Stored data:

-=-=-

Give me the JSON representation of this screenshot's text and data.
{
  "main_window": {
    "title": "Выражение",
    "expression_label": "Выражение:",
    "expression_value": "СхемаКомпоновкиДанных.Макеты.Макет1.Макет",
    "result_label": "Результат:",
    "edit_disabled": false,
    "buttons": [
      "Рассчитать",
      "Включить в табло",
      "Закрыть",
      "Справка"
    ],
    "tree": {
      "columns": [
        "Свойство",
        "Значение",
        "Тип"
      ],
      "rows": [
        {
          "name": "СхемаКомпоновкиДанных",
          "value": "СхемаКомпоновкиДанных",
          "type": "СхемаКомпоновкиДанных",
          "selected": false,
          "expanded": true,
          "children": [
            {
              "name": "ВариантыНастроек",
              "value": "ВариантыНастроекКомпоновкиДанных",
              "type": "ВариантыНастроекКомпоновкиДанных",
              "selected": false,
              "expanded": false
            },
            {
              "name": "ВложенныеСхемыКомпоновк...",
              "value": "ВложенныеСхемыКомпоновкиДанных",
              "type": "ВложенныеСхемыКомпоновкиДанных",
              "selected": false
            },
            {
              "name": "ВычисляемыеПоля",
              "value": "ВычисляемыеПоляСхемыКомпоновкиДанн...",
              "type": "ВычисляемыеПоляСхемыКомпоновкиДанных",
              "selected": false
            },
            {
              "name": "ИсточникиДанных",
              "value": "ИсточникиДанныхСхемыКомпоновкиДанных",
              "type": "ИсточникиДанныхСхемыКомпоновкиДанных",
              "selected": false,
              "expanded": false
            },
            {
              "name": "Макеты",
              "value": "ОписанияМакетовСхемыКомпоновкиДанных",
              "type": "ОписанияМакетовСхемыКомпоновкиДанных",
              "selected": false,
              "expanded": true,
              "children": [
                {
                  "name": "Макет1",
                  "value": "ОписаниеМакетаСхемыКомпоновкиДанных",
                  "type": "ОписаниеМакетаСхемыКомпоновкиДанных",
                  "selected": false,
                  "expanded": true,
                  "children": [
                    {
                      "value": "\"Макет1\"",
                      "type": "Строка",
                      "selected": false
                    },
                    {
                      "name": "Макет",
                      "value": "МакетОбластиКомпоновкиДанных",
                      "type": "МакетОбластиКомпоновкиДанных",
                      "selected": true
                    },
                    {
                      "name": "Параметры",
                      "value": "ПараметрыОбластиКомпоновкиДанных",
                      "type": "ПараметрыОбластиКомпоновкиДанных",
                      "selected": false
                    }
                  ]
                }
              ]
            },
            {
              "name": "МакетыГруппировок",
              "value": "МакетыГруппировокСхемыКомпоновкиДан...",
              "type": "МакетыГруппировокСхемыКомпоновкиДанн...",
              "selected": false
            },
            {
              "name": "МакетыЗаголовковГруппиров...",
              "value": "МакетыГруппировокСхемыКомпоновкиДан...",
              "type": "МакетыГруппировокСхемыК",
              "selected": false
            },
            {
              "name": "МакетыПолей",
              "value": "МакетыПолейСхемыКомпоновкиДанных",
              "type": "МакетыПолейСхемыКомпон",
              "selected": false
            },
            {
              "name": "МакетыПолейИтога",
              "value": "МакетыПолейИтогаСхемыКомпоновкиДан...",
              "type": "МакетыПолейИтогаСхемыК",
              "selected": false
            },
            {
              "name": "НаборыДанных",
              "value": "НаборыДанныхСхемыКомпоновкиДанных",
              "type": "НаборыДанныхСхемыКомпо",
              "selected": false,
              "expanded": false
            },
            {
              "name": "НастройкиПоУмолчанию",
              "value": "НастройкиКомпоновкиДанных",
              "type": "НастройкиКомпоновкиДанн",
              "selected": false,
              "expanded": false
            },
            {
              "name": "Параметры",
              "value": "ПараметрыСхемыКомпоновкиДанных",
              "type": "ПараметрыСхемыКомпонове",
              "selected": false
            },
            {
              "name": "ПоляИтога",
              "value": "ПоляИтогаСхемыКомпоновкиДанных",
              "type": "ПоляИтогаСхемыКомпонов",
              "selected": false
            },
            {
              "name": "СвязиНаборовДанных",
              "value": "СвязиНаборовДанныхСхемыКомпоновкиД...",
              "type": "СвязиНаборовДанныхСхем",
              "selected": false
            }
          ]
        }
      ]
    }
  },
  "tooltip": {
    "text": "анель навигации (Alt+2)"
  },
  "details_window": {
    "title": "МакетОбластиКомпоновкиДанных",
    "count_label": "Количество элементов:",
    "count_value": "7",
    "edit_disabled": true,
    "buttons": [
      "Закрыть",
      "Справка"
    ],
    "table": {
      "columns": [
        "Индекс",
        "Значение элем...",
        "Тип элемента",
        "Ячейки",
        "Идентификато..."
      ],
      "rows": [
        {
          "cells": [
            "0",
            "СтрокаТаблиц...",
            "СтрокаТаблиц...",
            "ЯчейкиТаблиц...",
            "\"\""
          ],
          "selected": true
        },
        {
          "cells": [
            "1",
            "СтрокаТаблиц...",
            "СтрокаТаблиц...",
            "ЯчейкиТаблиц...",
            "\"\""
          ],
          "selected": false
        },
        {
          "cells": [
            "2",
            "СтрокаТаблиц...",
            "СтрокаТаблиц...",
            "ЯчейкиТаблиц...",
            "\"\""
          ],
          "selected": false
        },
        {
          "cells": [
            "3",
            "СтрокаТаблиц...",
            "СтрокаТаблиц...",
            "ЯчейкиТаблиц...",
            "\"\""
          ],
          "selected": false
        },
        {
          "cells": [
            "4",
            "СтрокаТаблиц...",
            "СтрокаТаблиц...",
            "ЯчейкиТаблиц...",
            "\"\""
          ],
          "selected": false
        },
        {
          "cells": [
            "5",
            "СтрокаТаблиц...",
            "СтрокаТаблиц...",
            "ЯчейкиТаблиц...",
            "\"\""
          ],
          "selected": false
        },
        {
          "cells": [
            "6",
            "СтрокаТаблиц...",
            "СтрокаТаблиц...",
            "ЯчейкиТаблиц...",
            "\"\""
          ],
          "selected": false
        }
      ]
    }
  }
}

-=-=-

= INSTRUCTION =
Retype the records that precede this task, keeping them exactly the same.

= TASK RESULT =
Give me the JSON representation of this screenshot's text and data.
{
  "main_window": {
    "title": "Выражение",
    "expression_label": "Выражение:",
    "expression_value": "СхемаКомпоновкиДанных.Макеты.Макет1.Макет",
    "result_label": "Результат:",
    "edit_disabled": false,
    "buttons": [
      "Рассчитать",
      "Включить в табло",
      "Закрыть",
      "Справка"
    ],
    "tree": {
      "columns": [
        "Свойство",
        "Значение",
        "Тип"
      ],
      "rows": [
        {
          "name": "СхемаКомпоновкиДанных",
          "value": "СхемаКомпоновкиДанных",
          "type": "СхемаКомпоновкиДанных",
          "selected": false,
          "expanded": true,
          "children": [
            {
              "name": "ВариантыНастроек",
              "value": "ВариантыНастроекКомпоновкиДанных",
              "type": "ВариантыНастроекКомпоновкиДанных",
              "selected": false,
              "expanded": false
            },
            {
              "name": "ВложенныеСхемыКомпоновк...",
              "value": "ВложенныеСхемыКомпоновкиДанных",
              "type": "ВложенныеСхемыКомпоновкиДанных",
              "selected": false
            },
            {
              "name": "ВычисляемыеПоля",
              "value": "ВычисляемыеПоляСхемыКомпоновкиДанн...",
              "type": "ВычисляемыеПоляСхемыКомпоновкиДанных",
              "selected": false
            },
            {
              "name": "ИсточникиДанных",
              "value": "ИсточникиДанныхСхемыКомпоновкиДанных",
              "type": "ИсточникиДанныхСхемыКомпоновкиДанных",
              "selected": false,
              "expanded": false
            },
            {
              "name": "Макеты",
              "value": "ОписанияМакетовСхемыКомпоновкиДанных",
              "type": "ОписанияМакетовСхемыКомпоновкиДанных",
              "selected": false,
              "expanded": true,
              "children": [
                {
                  "name": "Макет1",
                  "value": "ОписаниеМакетаСхемыКомпоновкиДанных",
                  "type": "ОписаниеМакетаСхемыКомпоновкиДанных",
                  "selected": false,
                  "expanded": true,
                  "children": [
                    {
                      "value": "\"Макет1\"",
                      "type": "Строка",
                      "selected": false
                    },
                    {
                      "name": "Макет",
                      "value": "МакетОбластиКомпоновкиДанных",
                      "type": "МакетОбластиКомпоновкиДанных",
                      "selected": true
                    },
                    {
                      "name": "Параметры",
                      "value": "ПараметрыОбластиКомпоновкиДанных",
                      "type": "ПараметрыОбластиКомпоновкиДанных",
                      "selected": false
                    }
                  ]
                }
              ]
            },
            {
              "name": "МакетыГруппировок",
              "value": "МакетыГруппировокСхемыКомпоновкиДан...",
              "type": "МакетыГруппировокСхемыКомпоновкиДанн...",
              "selected": false
            },
            {
              "name": "МакетыЗаголовковГруппиров...",
              "value": "МакетыГруппировокСхемыКомпоновкиДан...",
              "type": "МакетыГруппировокСхемыК",
              "selected": false
            },
            {
              "name": "МакетыПолей",
              "value": "МакетыПолейСхемыКомпоновкиДанных",
              "type": "МакетыПолейСхемыКомпон",
              "selected": false
            },
            {
              "name": "МакетыПолейИтога",
              "value": "МакетыПолейИтогаСхемыКомпоновкиДан...",
              "type": "МакетыПолейИтогаСхемыК",
              "selected": false
            },
            {
              "name": "НаборыДанных",
              "value": "НаборыДанныхСхемыКомпоновкиДанных",
              "type": "НаборыДанныхСхемыКомпо",
              "selected": false,
              "expanded": false
            },
            {
              "name": "НастройкиПоУмолчанию",
              "value": "НастройкиКомпоновкиДанных",
              "type": "НастройкиКомпоновкиДанн",
              "selected": false,
              "expanded": false
            },
            {
              "name": "Параметры",
              "value": "ПараметрыСхемыКомпоновкиДанных",
              "type": "ПараметрыСхемыКомпонове",
              "selected": false
            },
            {
              "name": "ПоляИтога",
              "value": "ПоляИтогаСхемыКомпоновкиДанных",
              "type": "ПоляИтогаСхемыКомпонов",
              "selected": false
            },
            {
              "name": "СвязиНаборовДанных",
              "value": "СвязиНаборовДанныхСхемыКомпоновкиД...",
              "type": "СвязиНаборовДанныхСхем",
              "selected": false
            }
          ]
        }
      ]
    }
  },
  "tooltip": {
    "text": "анель навигации (Alt+2)"
  },
  "details_window": {
    "title": "МакетОбластиКомпоновкиДанных",
    "count_label": "Количество элементов:",
    "count_value": "7",
    "edit_disabled": true,
    "buttons": [
      "Закрыть",
      "Справка"
    ],
    "table": {
      "columns": [
        "Индекс",
        "Значение элем...",
        "Тип элемента",
        "Ячейки",
        "Идентификато..."
      ],
      "rows": [
        {
          "cells": [
            "0",
            "СтрокаТаблиц...",
            "СтрокаТаблиц...",
            "ЯчейкиТаблиц...",
            "\"\""
          ],
          "selected": true
        },
        {
          "cells": [
            "1",
            "СтрокаТаблиц...",
            "СтрокаТаблиц...",
            "ЯчейкиТаблиц...",
            "\"\""
          ],
          "selected": false
        },
        {
          "cells": [
            "2",
            "СтрокаТаблиц...",
            "СтрокаТаблиц...",
            "ЯчейкиТаблиц...",
            "\"\""
          ],
          "selected": false
        },
        {
          "cells": [
            "3",
            "СтрокаТаблиц...",
            "СтрокаТаблиц...",
            "ЯчейкиТаблиц...",
            "\"\""
          ],
          "selected": false
        },
        {
          "cells": [
            "4",
            "СтрокаТаблиц...",
            "СтрокаТаблиц...",
            "ЯчейкиТаблиц...",
            "\"\""
          ],
          "selected": false
        },
        {
          "cells": [
            "5",
            "СтрокаТаблиц...",
            "СтрокаТаблиц...",
            "ЯчейкиТаблиц...",
            "\"\""
          ],
          "selected": false
        },
        {
          "cells": [
            "6",
            "СтрокаТаблиц...",
            "СтрокаТаблиц...",
            "ЯчейкиТаблиц...",
            "\"\""
          ],
          "selected": false
        }
      ]
    }
  }
}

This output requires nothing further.